# GIVEN REQUEST
Copy every line of the entries that includes the word "GREAT".

Data entries
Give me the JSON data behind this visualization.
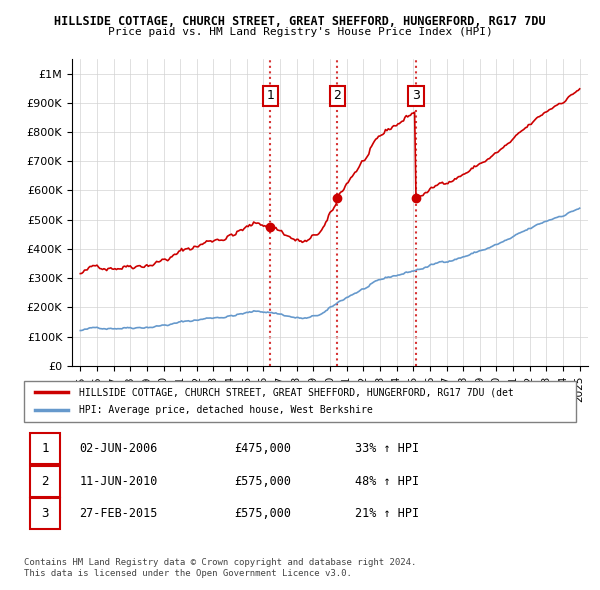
{
  "title1": "HILLSIDE COTTAGE, CHURCH STREET, GREAT SHEFFORD, HUNGERFORD, RG17 7DU",
  "title2": "Price paid vs. HM Land Registry's House Price Index (HPI)",
  "ylabel": "",
  "ylim": [
    0,
    1050000
  ],
  "yticks": [
    0,
    100000,
    200000,
    300000,
    400000,
    500000,
    600000,
    700000,
    800000,
    900000,
    1000000
  ],
  "ytick_labels": [
    "£0",
    "£100K",
    "£200K",
    "£300K",
    "£400K",
    "£500K",
    "£600K",
    "£700K",
    "£800K",
    "£900K",
    "£1M"
  ],
  "sales": [
    {
      "date_num": 2006.42,
      "price": 475000,
      "label": "1"
    },
    {
      "date_num": 2010.44,
      "price": 575000,
      "label": "2"
    },
    {
      "date_num": 2015.16,
      "price": 575000,
      "label": "3"
    }
  ],
  "vline_color": "#cc0000",
  "vline_style": ":",
  "sale_marker_color": "#cc0000",
  "hpi_line_color": "#6699cc",
  "property_line_color": "#cc0000",
  "legend_property": "HILLSIDE COTTAGE, CHURCH STREET, GREAT SHEFFORD, HUNGERFORD, RG17 7DU (det",
  "legend_hpi": "HPI: Average price, detached house, West Berkshire",
  "table_entries": [
    {
      "num": "1",
      "date": "02-JUN-2006",
      "price": "£475,000",
      "change": "33% ↑ HPI"
    },
    {
      "num": "2",
      "date": "11-JUN-2010",
      "price": "£575,000",
      "change": "48% ↑ HPI"
    },
    {
      "num": "3",
      "date": "27-FEB-2015",
      "price": "£575,000",
      "change": "21% ↑ HPI"
    }
  ],
  "footnote1": "Contains HM Land Registry data © Crown copyright and database right 2024.",
  "footnote2": "This data is licensed under the Open Government Licence v3.0.",
  "xlim_start": 1994.5,
  "xlim_end": 2025.5,
  "xticks": [
    1995,
    1996,
    1997,
    1998,
    1999,
    2000,
    2001,
    2002,
    2003,
    2004,
    2005,
    2006,
    2007,
    2008,
    2009,
    2010,
    2011,
    2012,
    2013,
    2014,
    2015,
    2016,
    2017,
    2018,
    2019,
    2020,
    2021,
    2022,
    2023,
    2024,
    2025
  ]
}
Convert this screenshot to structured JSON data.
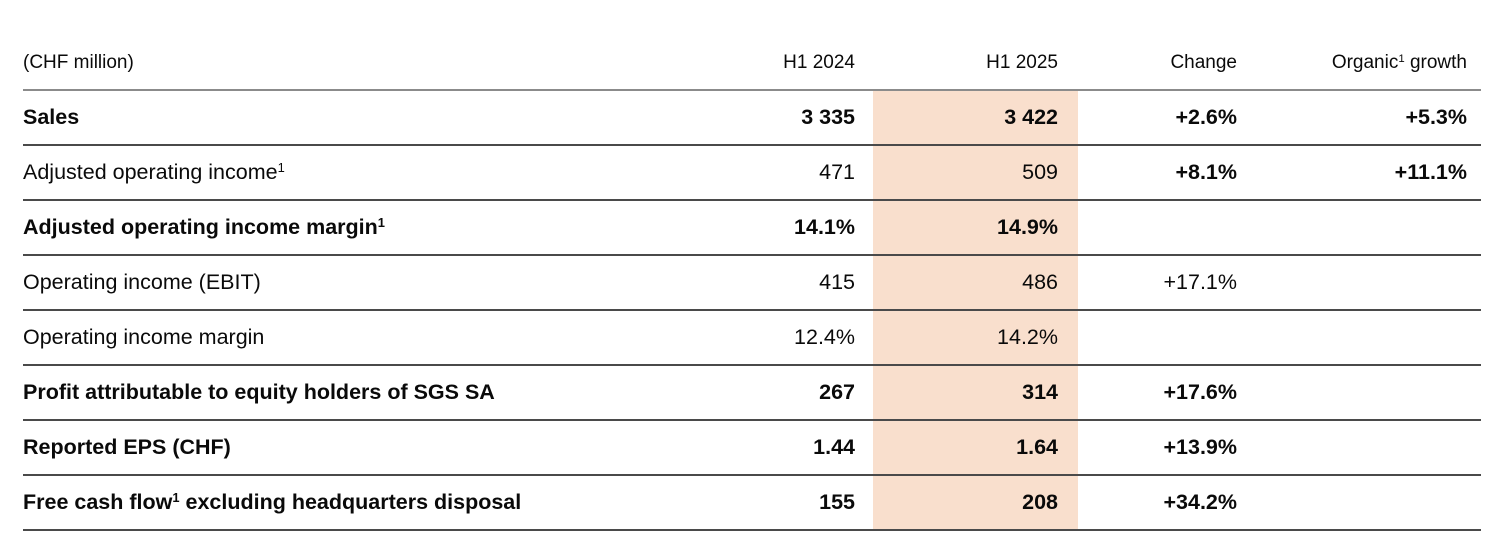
{
  "table": {
    "unit_label": "(CHF million)",
    "highlight_color": "#f9dfcd",
    "headers": {
      "h1_2024": "H1 2024",
      "h1_2025": "H1 2025",
      "change": "Change",
      "organic_pre": "Organic",
      "organic_sup": "1",
      "organic_post": " growth"
    },
    "rows": [
      {
        "label_pre": "Sales",
        "h1_2024": "3 335",
        "h1_2025": "3 422",
        "change": "+2.6%",
        "organic": "+5.3%"
      },
      {
        "label_pre": "Adjusted operating income",
        "label_sup": "1",
        "h1_2024": "471",
        "h1_2025": "509",
        "change": "+8.1%",
        "organic": "+11.1%"
      },
      {
        "label_pre": "Adjusted operating income margin",
        "label_sup": "1",
        "h1_2024": "14.1%",
        "h1_2025": "14.9%",
        "change": "",
        "organic": ""
      },
      {
        "label_pre": "Operating income (EBIT)",
        "h1_2024": "415",
        "h1_2025": "486",
        "change": "+17.1%",
        "organic": ""
      },
      {
        "label_pre": "Operating income margin",
        "h1_2024": "12.4%",
        "h1_2025": "14.2%",
        "change": "",
        "organic": ""
      },
      {
        "label_pre": "Profit attributable to equity holders of SGS SA",
        "h1_2024": "267",
        "h1_2025": "314",
        "change": "+17.6%",
        "organic": ""
      },
      {
        "label_pre": "Reported EPS (CHF)",
        "h1_2024": "1.44",
        "h1_2025": "1.64",
        "change": "+13.9%",
        "organic": ""
      },
      {
        "label_pre": "Free cash flow",
        "label_sup": "1",
        "label_post": " excluding headquarters disposal",
        "h1_2024": "155",
        "h1_2025": "208",
        "change": "+34.2%",
        "organic": ""
      }
    ]
  }
}
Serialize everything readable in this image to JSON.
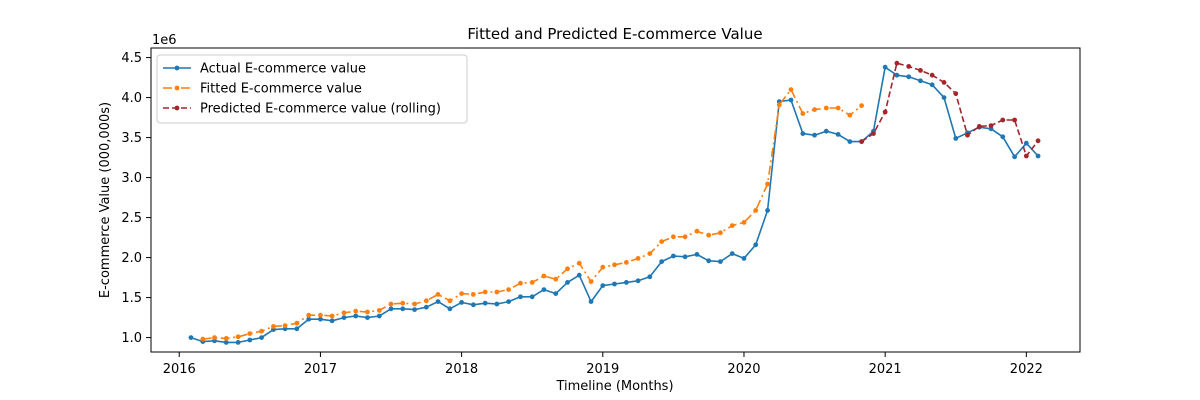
{
  "chart_data": {
    "type": "line",
    "title": "Fitted and Predicted E-commerce Value",
    "xlabel": "Timeline (Months)",
    "ylabel": "E-commerce Value (000,000s)",
    "y_offset_label": "1e6",
    "xlim": [
      2015.8,
      2022.38
    ],
    "ylim": [
      820000,
      4620000
    ],
    "x_ticks": [
      2016,
      2017,
      2018,
      2019,
      2020,
      2021,
      2022
    ],
    "x_tick_labels": [
      "2016",
      "2017",
      "2018",
      "2019",
      "2020",
      "2021",
      "2022"
    ],
    "y_ticks": [
      1000000,
      1500000,
      2000000,
      2500000,
      3000000,
      3500000,
      4000000,
      4500000
    ],
    "y_tick_labels": [
      "1.0",
      "1.5",
      "2.0",
      "2.5",
      "3.0",
      "3.5",
      "4.0",
      "4.5"
    ],
    "grid": false,
    "legend_position": "top-left",
    "series": [
      {
        "name": "Actual E-commerce value",
        "color": "#1f77b4",
        "style": "solid-marker",
        "x": [
          2016.083,
          2016.167,
          2016.25,
          2016.333,
          2016.417,
          2016.5,
          2016.583,
          2016.667,
          2016.75,
          2016.833,
          2016.917,
          2017.0,
          2017.083,
          2017.167,
          2017.25,
          2017.333,
          2017.417,
          2017.5,
          2017.583,
          2017.667,
          2017.75,
          2017.833,
          2017.917,
          2018.0,
          2018.083,
          2018.167,
          2018.25,
          2018.333,
          2018.417,
          2018.5,
          2018.583,
          2018.667,
          2018.75,
          2018.833,
          2018.917,
          2019.0,
          2019.083,
          2019.167,
          2019.25,
          2019.333,
          2019.417,
          2019.5,
          2019.583,
          2019.667,
          2019.75,
          2019.833,
          2019.917,
          2020.0,
          2020.083,
          2020.167,
          2020.25,
          2020.333,
          2020.417,
          2020.5,
          2020.583,
          2020.667,
          2020.75,
          2020.833,
          2020.917,
          2021.0,
          2021.083,
          2021.167,
          2021.25,
          2021.333,
          2021.417,
          2021.5,
          2021.583,
          2021.667,
          2021.75,
          2021.833,
          2021.917,
          2022.0,
          2022.083
        ],
        "values": [
          1000000,
          950000,
          960000,
          940000,
          940000,
          970000,
          1000000,
          1100000,
          1110000,
          1110000,
          1230000,
          1230000,
          1210000,
          1250000,
          1270000,
          1250000,
          1270000,
          1360000,
          1360000,
          1350000,
          1380000,
          1450000,
          1360000,
          1440000,
          1410000,
          1430000,
          1420000,
          1450000,
          1510000,
          1510000,
          1600000,
          1550000,
          1690000,
          1780000,
          1450000,
          1650000,
          1670000,
          1690000,
          1710000,
          1760000,
          1950000,
          2020000,
          2010000,
          2040000,
          1960000,
          1950000,
          2050000,
          1990000,
          2160000,
          2590000,
          3950000,
          3970000,
          3550000,
          3530000,
          3580000,
          3540000,
          3450000,
          3450000,
          3580000,
          4380000,
          4280000,
          4260000,
          4210000,
          4160000,
          4000000,
          3490000,
          3560000,
          3630000,
          3610000,
          3510000,
          3260000,
          3430000,
          3270000
        ]
      },
      {
        "name": "Fitted E-commerce value",
        "color": "#ff7f0e",
        "style": "dashdot-marker",
        "x": [
          2016.167,
          2016.25,
          2016.333,
          2016.417,
          2016.5,
          2016.583,
          2016.667,
          2016.75,
          2016.833,
          2016.917,
          2017.0,
          2017.083,
          2017.167,
          2017.25,
          2017.333,
          2017.417,
          2017.5,
          2017.583,
          2017.667,
          2017.75,
          2017.833,
          2017.917,
          2018.0,
          2018.083,
          2018.167,
          2018.25,
          2018.333,
          2018.417,
          2018.5,
          2018.583,
          2018.667,
          2018.75,
          2018.833,
          2018.917,
          2019.0,
          2019.083,
          2019.167,
          2019.25,
          2019.333,
          2019.417,
          2019.5,
          2019.583,
          2019.667,
          2019.75,
          2019.833,
          2019.917,
          2020.0,
          2020.083,
          2020.167,
          2020.25,
          2020.333,
          2020.417,
          2020.5,
          2020.583,
          2020.667,
          2020.75,
          2020.833
        ],
        "values": [
          980000,
          1000000,
          990000,
          1010000,
          1050000,
          1080000,
          1140000,
          1150000,
          1180000,
          1280000,
          1280000,
          1270000,
          1310000,
          1330000,
          1320000,
          1340000,
          1420000,
          1430000,
          1420000,
          1460000,
          1540000,
          1460000,
          1550000,
          1540000,
          1570000,
          1570000,
          1600000,
          1680000,
          1690000,
          1770000,
          1730000,
          1860000,
          1930000,
          1700000,
          1880000,
          1910000,
          1940000,
          1990000,
          2050000,
          2200000,
          2260000,
          2260000,
          2330000,
          2280000,
          2310000,
          2400000,
          2440000,
          2590000,
          2920000,
          3910000,
          4100000,
          3800000,
          3850000,
          3870000,
          3870000,
          3780000,
          3900000
        ]
      },
      {
        "name": "Predicted E-commerce value (rolling)",
        "color": "#a4262c",
        "style": "dashed-marker",
        "x": [
          2020.833,
          2020.917,
          2021.0,
          2021.083,
          2021.167,
          2021.25,
          2021.333,
          2021.417,
          2021.5,
          2021.583,
          2021.667,
          2021.75,
          2021.833,
          2021.917,
          2022.0,
          2022.083
        ],
        "values": [
          3450000,
          3550000,
          3820000,
          4430000,
          4390000,
          4340000,
          4280000,
          4190000,
          4050000,
          3530000,
          3640000,
          3650000,
          3720000,
          3720000,
          3270000,
          3460000
        ]
      }
    ]
  }
}
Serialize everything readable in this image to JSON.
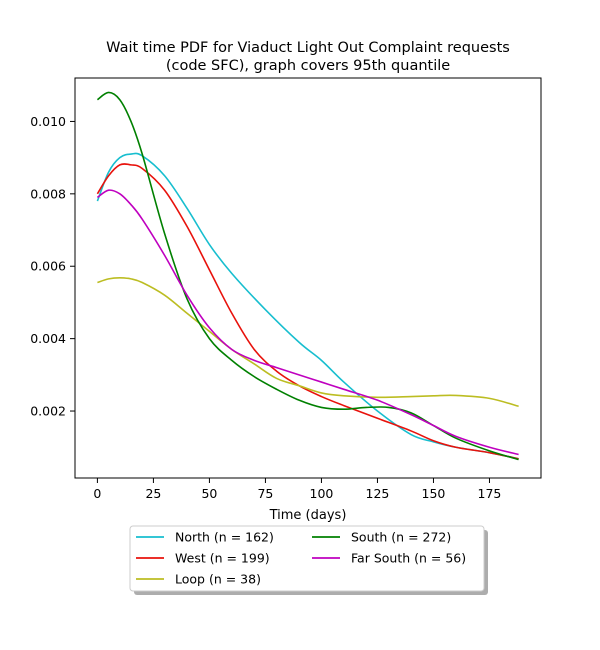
{
  "chart_data": {
    "type": "line",
    "title": "Wait time PDF for Viaduct Light Out Complaint  requests\n(code SFC), graph covers 95th quantile",
    "xlabel": "Time (days)",
    "ylabel": "",
    "xlim": [
      -10,
      198
    ],
    "ylim": [
      0.00015,
      0.0112
    ],
    "xticks": [
      0,
      25,
      50,
      75,
      100,
      125,
      150,
      175
    ],
    "yticks": [
      0.002,
      0.004,
      0.006,
      0.008,
      0.01
    ],
    "ytick_labels": [
      "0.002",
      "0.004",
      "0.006",
      "0.008",
      "0.010"
    ],
    "grid": false,
    "legend_position": "below plot, center, 2 columns",
    "series": [
      {
        "name": "North (n = 162)",
        "color": "#17becf",
        "x": [
          0,
          5,
          10,
          15,
          20,
          30,
          40,
          50,
          60,
          75,
          90,
          100,
          110,
          125,
          140,
          150,
          160,
          175,
          188
        ],
        "y": [
          0.0078,
          0.0086,
          0.009,
          0.0091,
          0.00905,
          0.0085,
          0.0076,
          0.0066,
          0.0058,
          0.0048,
          0.0039,
          0.0034,
          0.0028,
          0.002,
          0.00135,
          0.00115,
          0.001,
          0.00085,
          0.00068
        ]
      },
      {
        "name": "West (n = 199)",
        "color": "#e8120c",
        "x": [
          0,
          5,
          10,
          15,
          20,
          30,
          40,
          50,
          60,
          70,
          80,
          90,
          100,
          110,
          125,
          140,
          150,
          160,
          175,
          188
        ],
        "y": [
          0.008,
          0.0085,
          0.0088,
          0.0088,
          0.0087,
          0.0081,
          0.0071,
          0.0059,
          0.0047,
          0.0037,
          0.0031,
          0.0027,
          0.0024,
          0.00215,
          0.0018,
          0.00145,
          0.00118,
          0.001,
          0.00085,
          0.00068
        ]
      },
      {
        "name": "Loop (n = 38)",
        "color": "#bcbd22",
        "x": [
          0,
          5,
          10,
          15,
          20,
          30,
          40,
          50,
          60,
          70,
          80,
          90,
          100,
          110,
          125,
          140,
          150,
          160,
          175,
          188
        ],
        "y": [
          0.00555,
          0.00565,
          0.00568,
          0.00565,
          0.00555,
          0.0052,
          0.0047,
          0.0042,
          0.0037,
          0.0033,
          0.0029,
          0.0027,
          0.0025,
          0.00242,
          0.00238,
          0.0024,
          0.00242,
          0.00243,
          0.00235,
          0.00213
        ]
      },
      {
        "name": "South (n = 272)",
        "color": "#008000",
        "x": [
          0,
          5,
          10,
          15,
          20,
          30,
          40,
          50,
          60,
          70,
          80,
          90,
          100,
          110,
          120,
          130,
          140,
          150,
          160,
          175,
          188
        ],
        "y": [
          0.0106,
          0.0108,
          0.0106,
          0.01,
          0.0091,
          0.0069,
          0.0051,
          0.004,
          0.0034,
          0.00295,
          0.0026,
          0.0023,
          0.0021,
          0.00205,
          0.0021,
          0.0021,
          0.00195,
          0.0016,
          0.00125,
          0.0009,
          0.00066
        ]
      },
      {
        "name": "Far South (n = 56)",
        "color": "#bf00bf",
        "x": [
          0,
          5,
          10,
          15,
          20,
          30,
          40,
          50,
          60,
          70,
          80,
          90,
          100,
          110,
          125,
          140,
          150,
          160,
          175,
          188
        ],
        "y": [
          0.0079,
          0.0081,
          0.008,
          0.0077,
          0.0073,
          0.0063,
          0.0052,
          0.0043,
          0.0037,
          0.0034,
          0.0032,
          0.003,
          0.0028,
          0.0026,
          0.0023,
          0.0019,
          0.0016,
          0.0013,
          0.001,
          0.0008
        ]
      }
    ]
  }
}
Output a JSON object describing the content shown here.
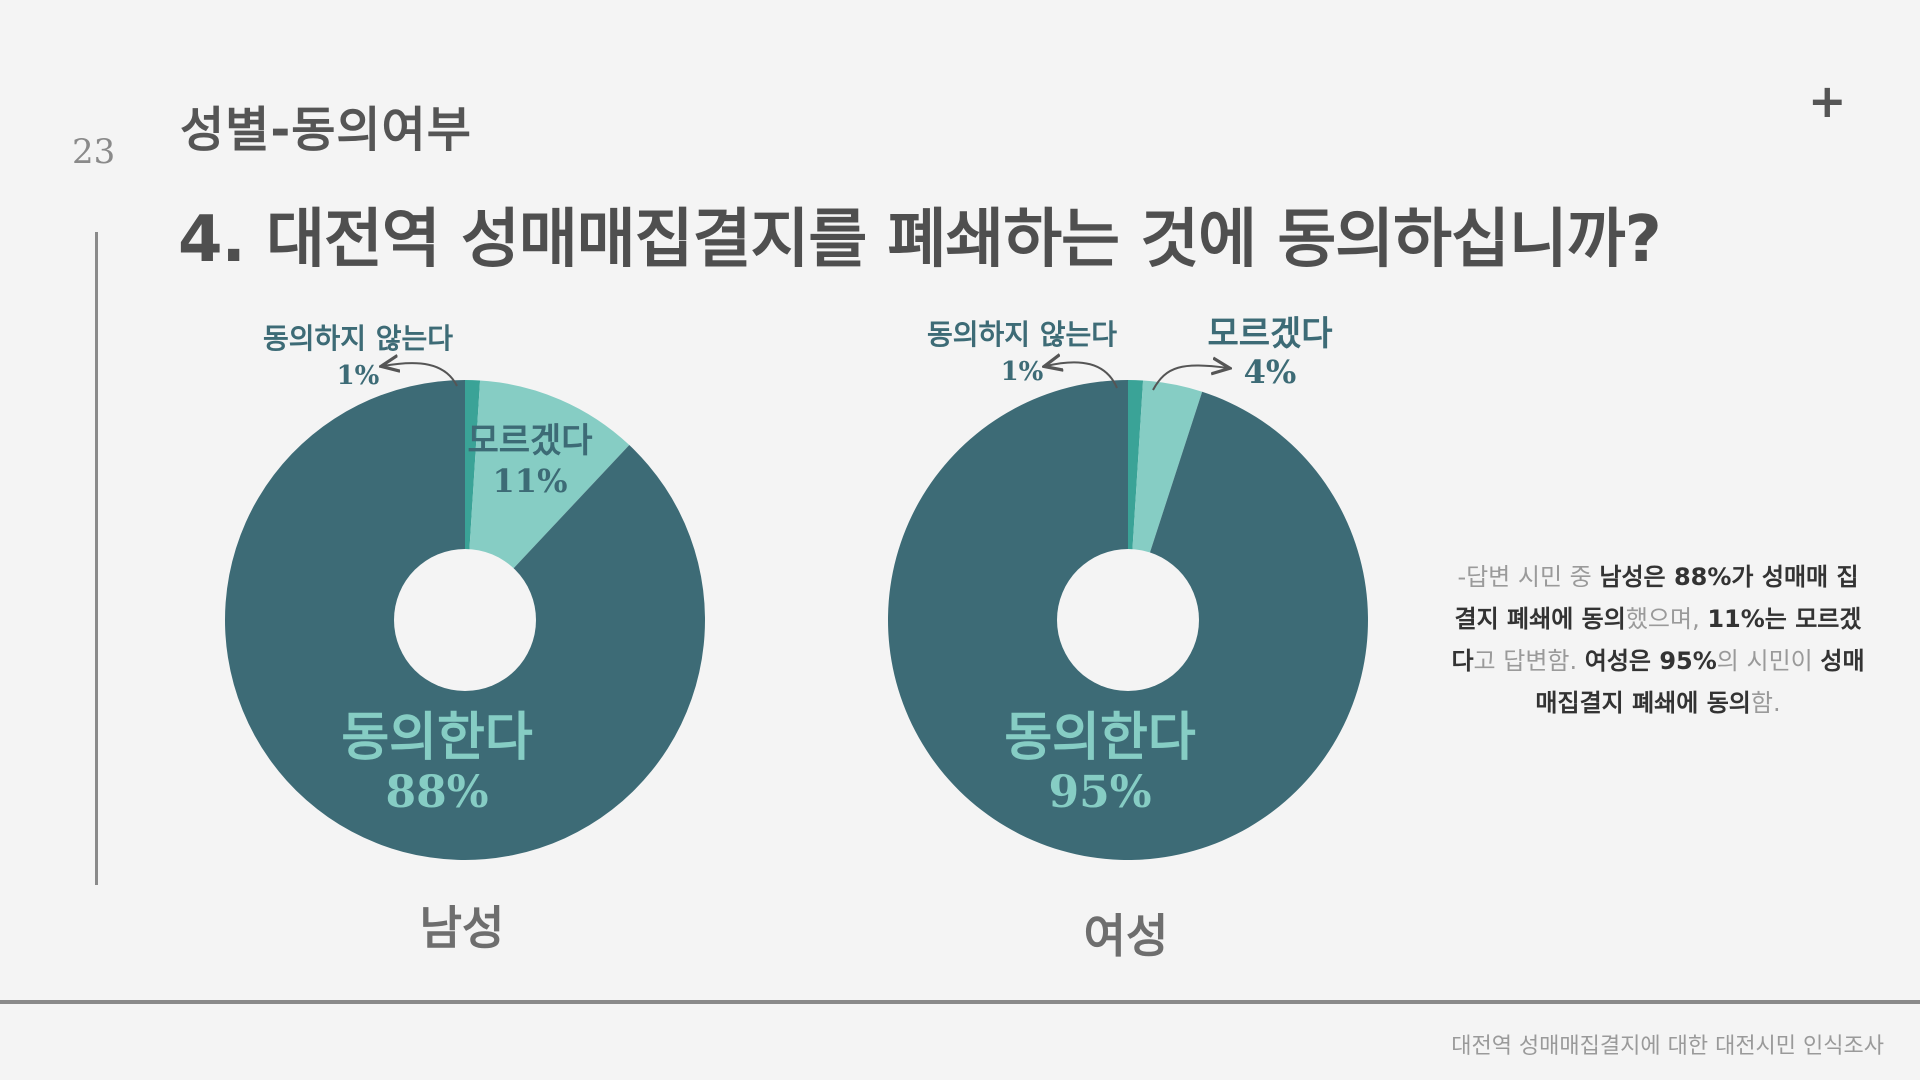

# ANSWER TO THE TASK
  "title1": "HILLSIDE COTTAGE, CHURCH STREET, GREAT SHEFFORD, HUNGERFORD, RG17 7DU",
  "legend_property": "HILLSIDE COTTAGE, CHURCH STREET, GREAT SHEFFORD, HUNGERFORD, RG17 7DU (det",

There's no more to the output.